◆ Exercise task ◆
Reproduce, without alteration, the lines of the data between the line holding "text-line: Mesh-based approaches" and the line holding "text-line: underlying forwarding", inclusive.

◆ Data listing ◆
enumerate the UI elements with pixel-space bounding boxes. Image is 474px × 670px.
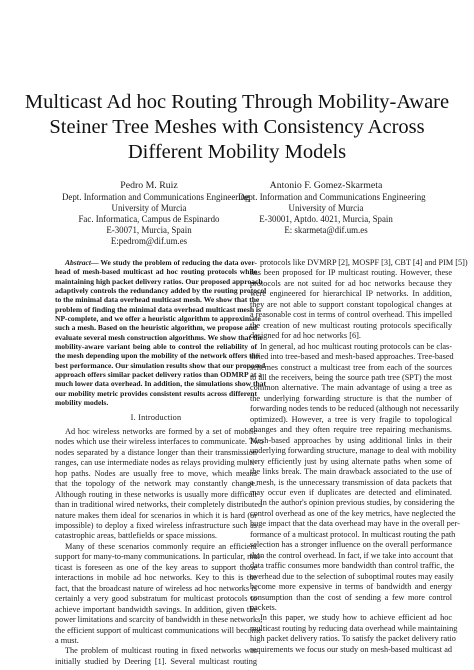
text-line: Mesh-based approaches by using additional links in their [250, 435, 452, 445]
abstract-line: our mobility metric provides consistent results across different [55, 388, 257, 398]
text-line: a reasonable cost in terms of control overhead. This impelled [250, 310, 452, 320]
text-line: a mesh, is the unnecessary transmission of data packets that [250, 477, 452, 487]
text-line: protocols are not suited for ad hoc networks because they [250, 278, 452, 288]
abstract-line: to the minimal data overhead multicast mesh. We show that the [55, 295, 260, 305]
text-line: impossible) to deploy a fixed wireless infrastructure such as [55, 521, 257, 531]
text-line: than in traditional wired networks, their completely distributed [55, 500, 263, 510]
paragraph [250, 613, 458, 655]
text-line: the creation of new multicast routing protocols specifically [250, 320, 452, 330]
text-line: interactions in mobile ad hoc networks. Key to this is the [55, 573, 257, 583]
abstract-line: best performance. Our simulation results show that our proposed [55, 360, 266, 370]
abstract-line: much lower data overhead. In addition, the simulations show that [55, 379, 266, 389]
abstract-line: such a mesh. Based on the heuristic algorithm, we propose and [55, 323, 257, 333]
text-line: to all the receivers, being the source path tree (SPT) the most [250, 372, 452, 382]
text-line: nodes which use their wireless interfaces to communicate. Two [55, 437, 264, 447]
text-line: formance of a multicast protocol. In multicast routing the path [250, 529, 456, 539]
text-line: underlying forwarding structure, manage to deal with mobility [250, 446, 457, 456]
text-line: catastrophic areas, battlefields or space missions. [55, 531, 217, 541]
paragraph [55, 426, 264, 542]
text-line: has been proposed for IP multicast routing. However, these [250, 268, 452, 278]
abstract-line: evaluate several mesh construction algorithms. We show that the [55, 332, 264, 342]
text-line: fact, that the broadcast nature of wireless ad hoc networks is [55, 583, 257, 593]
text-line: hop paths. Nodes are usually free to move, which means [55, 468, 257, 478]
text-line: than the control overhead. In fact, if we take into account that [250, 550, 454, 560]
paragraph [250, 258, 468, 342]
text-line: protocols like DVMRP [2], MOSPF [3], CBT [4] and PIM [5]) [260, 258, 468, 267]
text-line: control overhead as one of the key metrics, have neglected the [250, 508, 456, 518]
abstract-label: Abstract [65, 258, 91, 267]
abstract-dash: — [91, 258, 101, 267]
abstract-line: maintaining high packet delivery ratios. Our proposed approach [55, 276, 263, 286]
abstract-line: head of mesh-based multicast ad hoc routing protocols while [55, 267, 257, 277]
author-affiliation-line: E-30071, Murcia, Spain [106, 225, 192, 235]
text-line: designed for ad hoc networks [6]. [250, 331, 361, 341]
text-line: In the author's opinion previous studies, by considering the [260, 498, 455, 508]
author-name: Pedro M. Ruiz [120, 180, 178, 191]
abstract-line: the mesh depending upon the mobility of the network offers the [55, 351, 260, 361]
text-line: packets. [250, 602, 277, 612]
author-affiliation-line: Dept. Information and Communications Engineering [238, 192, 426, 202]
text-line: requirements we focus our study on mesh-based multicast ad [250, 644, 452, 654]
text-line: selection has a stronger influence on the overall performance [250, 540, 452, 550]
text-line: optimized). However, a tree is very fragile to topological [250, 414, 452, 424]
text-line: nodes separated by a distance longer than their transmission [55, 447, 257, 457]
abstract-line: NP-complete, and we offer a heuristic algorithm to approximate [55, 314, 261, 324]
paragraph [55, 541, 263, 647]
author-block-2 [238, 179, 426, 236]
text-line: achieve important bandwidth savings. In addition, given the [55, 604, 257, 614]
text-line: Ad hoc wireless networks are formed by a set of mobile [65, 426, 257, 436]
text-line: changes and they often require tree repairing mechanisms. [250, 425, 452, 435]
abstract-line: approach offers similar packet delivery ratios than ODMRP at a [55, 370, 263, 380]
text-line: were engineered for hierarchical IP networks. In addition, [250, 289, 452, 299]
text-line: initially studied by Deering [1]. Several multicast routing [55, 656, 257, 666]
text-line: nature makes them ideal for scenarios in which it is hard (or [55, 510, 257, 520]
text-line: a must. [55, 636, 79, 646]
text-line: the efficient support of multicast communications will become [55, 625, 262, 635]
paragraph [55, 646, 257, 667]
text-line: consumption than the cost of sending a few more control [250, 592, 452, 602]
author-block-1 [62, 179, 250, 247]
text-line: The problem of multicast routing in fixed networks was [65, 646, 257, 656]
text-line: Although routing in these networks is usually more difficult [55, 489, 257, 499]
paragraph [250, 341, 459, 499]
title-line: Steiner Tree Meshes with Consistency Across [49, 116, 425, 138]
text-line: multicast routing by reducing data overhead while maintaining [250, 623, 458, 633]
text-line: schemes construct a multicast tree from each of the sources [250, 362, 452, 372]
text-line: overhead due to the selection of suboptimal routes may easily [250, 571, 454, 581]
text-line: forwarding nodes tends to be reduced (although not necessarily [250, 404, 459, 414]
text-line: very efficiently just by using alternate paths when some of [250, 456, 452, 466]
paragraph [250, 498, 460, 613]
text-line: the underlying forwarding structure is that the number of [250, 393, 452, 403]
author-email: E:pedrom@dif.um.es [110, 236, 188, 246]
text-line: common alternative. The main advantage of using a tree as [250, 383, 452, 393]
author-affiliation-line: University of Murcia [288, 203, 364, 213]
text-line: sified into tree-based and mesh-based approaches. Tree-based [250, 352, 454, 362]
text-line: power limitations and scarcity of bandwidth in these networks, [55, 615, 263, 625]
abstract-line: problem of finding the minimal data overhead multicast mesh is [55, 304, 261, 314]
text-line: ticast is foreseen as one of the key areas to support those [55, 562, 257, 572]
text-line: they are not able to support constant topological changes at [250, 299, 452, 309]
abstract-line [55, 258, 257, 267]
title-line: Multicast Ad hoc Routing Through Mobility-Aware [24, 91, 450, 113]
text-line: may occur even if duplicates are detected and eliminated. [250, 487, 452, 497]
text-line: high packet delivery ratios. To satisfy the packet delivery ratio [250, 634, 456, 644]
author-affiliation-line: Dept. Information and Communications Engineering [62, 192, 250, 202]
abstract-line: mobility-aware variant being able to control the reliability of [55, 342, 257, 352]
text-line: that the topology of the network may constantly change. [55, 479, 257, 489]
text-line: become more expensive in terms of bandwidth and energy [250, 582, 452, 592]
author-affiliation-line: Fac. Informatica, Campus de Espinardo [78, 214, 220, 224]
abstract-text: We study the problem of reducing the data over- [100, 258, 257, 267]
paper-title [0, 90, 474, 165]
text-line: data traffic consumes more bandwidth than control traffic, the [250, 561, 455, 571]
abstract [55, 258, 267, 408]
text-line: certainly a very good substratum for multicast protocols to [55, 594, 257, 604]
text-line: In this paper, we study how to achieve efficient ad hoc [260, 613, 452, 623]
text-line: support for many-to-many communications. In particular, mul- [55, 552, 263, 562]
abstract-line: mobility models. [55, 398, 109, 408]
section-heading: I. Introduction [130, 412, 182, 422]
author-affiliation-line: University of Murcia [111, 203, 187, 213]
text-line: ranges, can use intermediate nodes as relays providing multi- [55, 458, 257, 468]
right-column [250, 258, 468, 655]
text-line: In general, ad hoc multicast routing protocols can be clas- [260, 341, 452, 351]
text-line: Many of these scenarios commonly require an efficient [65, 541, 257, 551]
abstract-line: adaptively controls the redundancy added by the routing protocol [55, 286, 267, 296]
text-line: the links break. The main drawback associated to the use of [250, 467, 452, 477]
text-line: huge impact that the data overhead may have in the overall per- [250, 519, 460, 529]
title-line: Different Mobility Models [127, 141, 347, 163]
right-column-body [250, 258, 468, 655]
author-affiliation-line: E-30001, Aptdo. 4021, Murcia, Spain [259, 214, 393, 224]
author-name: Antonio F. Gomez-Skarmeta [269, 180, 383, 191]
author-email: E: skarmeta@dif.um.es [284, 225, 368, 235]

◆ Task result ◆
text-line: Mesh-based approaches by using additional links in their [250, 435, 452, 445]
abstract-line: our mobility metric provides consistent results across different [55, 388, 257, 398]
text-line: a reasonable cost in terms of control overhead. This impelled [250, 310, 452, 320]
text-line: a mesh, is the unnecessary transmission of data packets that [250, 477, 452, 487]
text-line: protocols are not suited for ad hoc networks because they [250, 278, 452, 288]
abstract-line: to the minimal data overhead multicast mesh. We show that the [55, 295, 260, 305]
text-line: impossible) to deploy a fixed wireless infrastructure such as [55, 521, 257, 531]
text-line: than in traditional wired networks, their completely distributed [55, 500, 263, 510]
paragraph [250, 613, 458, 655]
text-line: the creation of new multicast routing protocols specifically [250, 320, 452, 330]
text-line: interactions in mobile ad hoc networks. Key to this is the [55, 573, 257, 583]
abstract-line: best performance. Our simulation results show that our proposed [55, 360, 266, 370]
abstract-line: much lower data overhead. In addition, the simulations show that [55, 379, 266, 389]
abstract-line: such a mesh. Based on the heuristic algorithm, we propose and [55, 323, 257, 333]
text-line: to all the receivers, being the source path tree (SPT) the most [250, 372, 452, 382]
text-line: nodes which use their wireless interfaces to communicate. Two [55, 437, 264, 447]
text-line: formance of a multicast protocol. In multicast routing the path [250, 529, 456, 539]
text-line: underlying forwarding structure, manage to deal with mobility [250, 446, 457, 456]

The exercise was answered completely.